Some records:
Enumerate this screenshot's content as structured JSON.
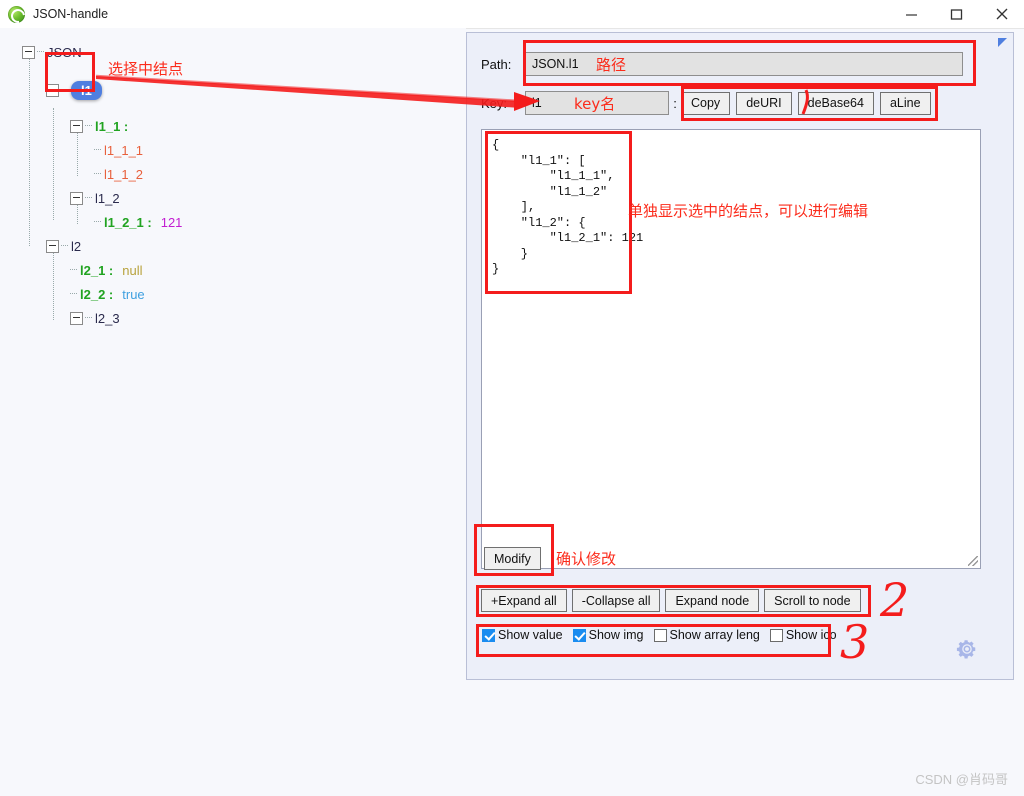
{
  "window": {
    "title": "JSON-handle",
    "icon": "browser-globe-icon",
    "minimize": "—",
    "maximize": "□",
    "close": "✕"
  },
  "tree": {
    "root_label": "JSON",
    "selected_node": "l1",
    "nodes": [
      {
        "label": "JSON",
        "value": "",
        "depth": 0
      },
      {
        "label": "l1",
        "value": "",
        "depth": 1,
        "selected": true
      },
      {
        "label": "l1_1",
        "value": "",
        "depth": 2,
        "colon": true
      },
      {
        "label": "l1_1_1",
        "value": "",
        "depth": 3
      },
      {
        "label": "l1_1_2",
        "value": "",
        "depth": 3
      },
      {
        "label": "l1_2",
        "value": "",
        "depth": 2
      },
      {
        "label": "l1_2_1",
        "value": "121",
        "depth": 3,
        "colon": true
      },
      {
        "label": "l2",
        "value": "",
        "depth": 1
      },
      {
        "label": "l2_1",
        "value": "null",
        "depth": 2,
        "colon": true
      },
      {
        "label": "l2_2",
        "value": "true",
        "depth": 2,
        "colon": true
      },
      {
        "label": "l2_3",
        "value": "",
        "depth": 2
      }
    ]
  },
  "panel": {
    "path_label": "Path:",
    "path_value": "JSON.l1",
    "key_label": "Key:",
    "key_value": "l1",
    "separator": ":",
    "buttons": [
      {
        "label": "Copy"
      },
      {
        "label": "deURI"
      },
      {
        "label": "deBase64"
      },
      {
        "label": "aLine"
      }
    ],
    "editor_text": "{\n    \"l1_1\": [\n        \"l1_1_1\",\n        \"l1_1_2\"\n    ],\n    \"l1_2\": {\n        \"l1_2_1\": 121\n    }\n}",
    "modify_label": "Modify",
    "node_buttons": [
      {
        "label": "+Expand all"
      },
      {
        "label": "-Collapse all"
      },
      {
        "label": "Expand node"
      },
      {
        "label": "Scroll to node"
      }
    ],
    "checkboxes": [
      {
        "label": "Show value",
        "checked": true
      },
      {
        "label": "Show img",
        "checked": true
      },
      {
        "label": "Show array leng",
        "checked": false
      },
      {
        "label": "Show ico",
        "checked": false
      }
    ],
    "settings_icon": "gear-icon",
    "collapse_indicator": "triangle-icon"
  },
  "annotations": {
    "selected_node_note": "选择中结点",
    "path_note": "路径",
    "key_note": "key名",
    "editor_note": "单独显示选中的结点，可以进行编辑",
    "modify_note": "确认修改",
    "mark_two": "2",
    "mark_three": "3"
  },
  "watermark": {
    "text": "CSDN @肖码哥"
  },
  "colors": {
    "accent": "#4f7fe0",
    "annotation": "#f41c1c",
    "key": "#21a321",
    "string": "#e8603c",
    "number": "#c21ed1",
    "null": "#b8a23c",
    "boolean": "#3fa0e0"
  }
}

### Description of the task
Exact duplication of all the records is required; pictures are omitted from the copy.

### Task response
Enumerate this screenshot's content as structured JSON.
{
  "window": {
    "title": "JSON-handle",
    "icon": "browser-globe-icon",
    "minimize": "—",
    "maximize": "□",
    "close": "✕"
  },
  "tree": {
    "root_label": "JSON",
    "selected_node": "l1",
    "nodes": [
      {
        "label": "JSON",
        "value": "",
        "depth": 0
      },
      {
        "label": "l1",
        "value": "",
        "depth": 1,
        "selected": true
      },
      {
        "label": "l1_1",
        "value": "",
        "depth": 2,
        "colon": true
      },
      {
        "label": "l1_1_1",
        "value": "",
        "depth": 3
      },
      {
        "label": "l1_1_2",
        "value": "",
        "depth": 3
      },
      {
        "label": "l1_2",
        "value": "",
        "depth": 2
      },
      {
        "label": "l1_2_1",
        "value": "121",
        "depth": 3,
        "colon": true
      },
      {
        "label": "l2",
        "value": "",
        "depth": 1
      },
      {
        "label": "l2_1",
        "value": "null",
        "depth": 2,
        "colon": true
      },
      {
        "label": "l2_2",
        "value": "true",
        "depth": 2,
        "colon": true
      },
      {
        "label": "l2_3",
        "value": "",
        "depth": 2
      }
    ]
  },
  "panel": {
    "path_label": "Path:",
    "path_value": "JSON.l1",
    "key_label": "Key:",
    "key_value": "l1",
    "separator": ":",
    "buttons": [
      {
        "label": "Copy"
      },
      {
        "label": "deURI"
      },
      {
        "label": "deBase64"
      },
      {
        "label": "aLine"
      }
    ],
    "editor_text": "{\n    \"l1_1\": [\n        \"l1_1_1\",\n        \"l1_1_2\"\n    ],\n    \"l1_2\": {\n        \"l1_2_1\": 121\n    }\n}",
    "modify_label": "Modify",
    "node_buttons": [
      {
        "label": "+Expand all"
      },
      {
        "label": "-Collapse all"
      },
      {
        "label": "Expand node"
      },
      {
        "label": "Scroll to node"
      }
    ],
    "checkboxes": [
      {
        "label": "Show value",
        "checked": true
      },
      {
        "label": "Show img",
        "checked": true
      },
      {
        "label": "Show array leng",
        "checked": false
      },
      {
        "label": "Show ico",
        "checked": false
      }
    ],
    "settings_icon": "gear-icon",
    "collapse_indicator": "triangle-icon"
  },
  "annotations": {
    "selected_node_note": "选择中结点",
    "path_note": "路径",
    "key_note": "key名",
    "editor_note": "单独显示选中的结点，可以进行编辑",
    "modify_note": "确认修改",
    "mark_two": "2",
    "mark_three": "3"
  },
  "watermark": {
    "text": "CSDN @肖码哥"
  },
  "colors": {
    "accent": "#4f7fe0",
    "annotation": "#f41c1c",
    "key": "#21a321",
    "string": "#e8603c",
    "number": "#c21ed1",
    "null": "#b8a23c",
    "boolean": "#3fa0e0"
  }
}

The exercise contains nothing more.